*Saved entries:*
┌──
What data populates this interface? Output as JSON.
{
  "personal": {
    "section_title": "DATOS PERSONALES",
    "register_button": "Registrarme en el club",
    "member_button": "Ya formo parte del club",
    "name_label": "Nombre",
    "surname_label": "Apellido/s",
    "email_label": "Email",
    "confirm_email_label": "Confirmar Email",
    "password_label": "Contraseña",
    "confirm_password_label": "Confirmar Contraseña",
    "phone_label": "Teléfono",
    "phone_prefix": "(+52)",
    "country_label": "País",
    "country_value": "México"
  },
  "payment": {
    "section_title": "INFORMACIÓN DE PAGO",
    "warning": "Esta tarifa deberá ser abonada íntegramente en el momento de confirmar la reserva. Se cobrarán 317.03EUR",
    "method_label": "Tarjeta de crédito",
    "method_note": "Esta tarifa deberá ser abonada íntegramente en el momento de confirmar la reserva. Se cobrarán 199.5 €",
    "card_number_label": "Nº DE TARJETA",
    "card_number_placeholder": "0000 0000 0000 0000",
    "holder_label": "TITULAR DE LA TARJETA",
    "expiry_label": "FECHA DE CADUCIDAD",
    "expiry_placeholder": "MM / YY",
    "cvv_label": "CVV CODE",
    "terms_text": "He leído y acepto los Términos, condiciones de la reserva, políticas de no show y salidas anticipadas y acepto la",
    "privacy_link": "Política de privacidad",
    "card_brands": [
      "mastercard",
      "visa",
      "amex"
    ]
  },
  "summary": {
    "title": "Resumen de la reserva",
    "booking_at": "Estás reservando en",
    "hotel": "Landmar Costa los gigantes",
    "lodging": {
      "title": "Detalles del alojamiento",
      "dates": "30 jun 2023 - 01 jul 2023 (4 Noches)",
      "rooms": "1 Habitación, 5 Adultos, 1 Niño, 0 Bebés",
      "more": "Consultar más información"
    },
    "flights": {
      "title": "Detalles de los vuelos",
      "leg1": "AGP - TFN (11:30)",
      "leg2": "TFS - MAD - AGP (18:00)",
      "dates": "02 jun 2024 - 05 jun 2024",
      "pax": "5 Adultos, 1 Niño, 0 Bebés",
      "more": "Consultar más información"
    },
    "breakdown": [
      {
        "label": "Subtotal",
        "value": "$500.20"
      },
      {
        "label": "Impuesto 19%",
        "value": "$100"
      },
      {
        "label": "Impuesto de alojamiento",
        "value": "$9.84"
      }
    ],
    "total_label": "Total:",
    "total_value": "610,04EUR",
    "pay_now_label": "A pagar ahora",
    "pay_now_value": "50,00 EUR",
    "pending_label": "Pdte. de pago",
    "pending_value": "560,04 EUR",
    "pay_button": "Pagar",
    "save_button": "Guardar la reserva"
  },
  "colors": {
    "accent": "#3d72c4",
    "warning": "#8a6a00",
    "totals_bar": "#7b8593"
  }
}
└──
*Aim of the exercise:*
Each line of the material above must be retyped precisely.

*Complete response:*
What data populates this interface? Output as JSON.
{
  "personal": {
    "section_title": "DATOS PERSONALES",
    "register_button": "Registrarme en el club",
    "member_button": "Ya formo parte del club",
    "name_label": "Nombre",
    "surname_label": "Apellido/s",
    "email_label": "Email",
    "confirm_email_label": "Confirmar Email",
    "password_label": "Contraseña",
    "confirm_password_label": "Confirmar Contraseña",
    "phone_label": "Teléfono",
    "phone_prefix": "(+52)",
    "country_label": "País",
    "country_value": "México"
  },
  "payment": {
    "section_title": "INFORMACIÓN DE PAGO",
    "warning": "Esta tarifa deberá ser abonada íntegramente en el momento de confirmar la reserva. Se cobrarán 317.03EUR",
    "method_label": "Tarjeta de crédito",
    "method_note": "Esta tarifa deberá ser abonada íntegramente en el momento de confirmar la reserva. Se cobrarán 199.5 €",
    "card_number_label": "Nº DE TARJETA",
    "card_number_placeholder": "0000 0000 0000 0000",
    "holder_label": "TITULAR DE LA TARJETA",
    "expiry_label": "FECHA DE CADUCIDAD",
    "expiry_placeholder": "MM / YY",
    "cvv_label": "CVV CODE",
    "terms_text": "He leído y acepto los Términos, condiciones de la reserva, políticas de no show y salidas anticipadas y acepto la",
    "privacy_link": "Política de privacidad",
    "card_brands": [
      "mastercard",
      "visa",
      "amex"
    ]
  },
  "summary": {
    "title": "Resumen de la reserva",
    "booking_at": "Estás reservando en",
    "hotel": "Landmar Costa los gigantes",
    "lodging": {
      "title": "Detalles del alojamiento",
      "dates": "30 jun 2023 - 01 jul 2023 (4 Noches)",
      "rooms": "1 Habitación, 5 Adultos, 1 Niño, 0 Bebés",
      "more": "Consultar más información"
    },
    "flights": {
      "title": "Detalles de los vuelos",
      "leg1": "AGP - TFN (11:30)",
      "leg2": "TFS - MAD - AGP (18:00)",
      "dates": "02 jun 2024 - 05 jun 2024",
      "pax": "5 Adultos, 1 Niño, 0 Bebés",
      "more": "Consultar más información"
    },
    "breakdown": [
      {
        "label": "Subtotal",
        "value": "$500.20"
      },
      {
        "label": "Impuesto 19%",
        "value": "$100"
      },
      {
        "label": "Impuesto de alojamiento",
        "value": "$9.84"
      }
    ],
    "total_label": "Total:",
    "total_value": "610,04EUR",
    "pay_now_label": "A pagar ahora",
    "pay_now_value": "50,00 EUR",
    "pending_label": "Pdte. de pago",
    "pending_value": "560,04 EUR",
    "pay_button": "Pagar",
    "save_button": "Guardar la reserva"
  },
  "colors": {
    "accent": "#3d72c4",
    "warning": "#8a6a00",
    "totals_bar": "#7b8593"
  }
}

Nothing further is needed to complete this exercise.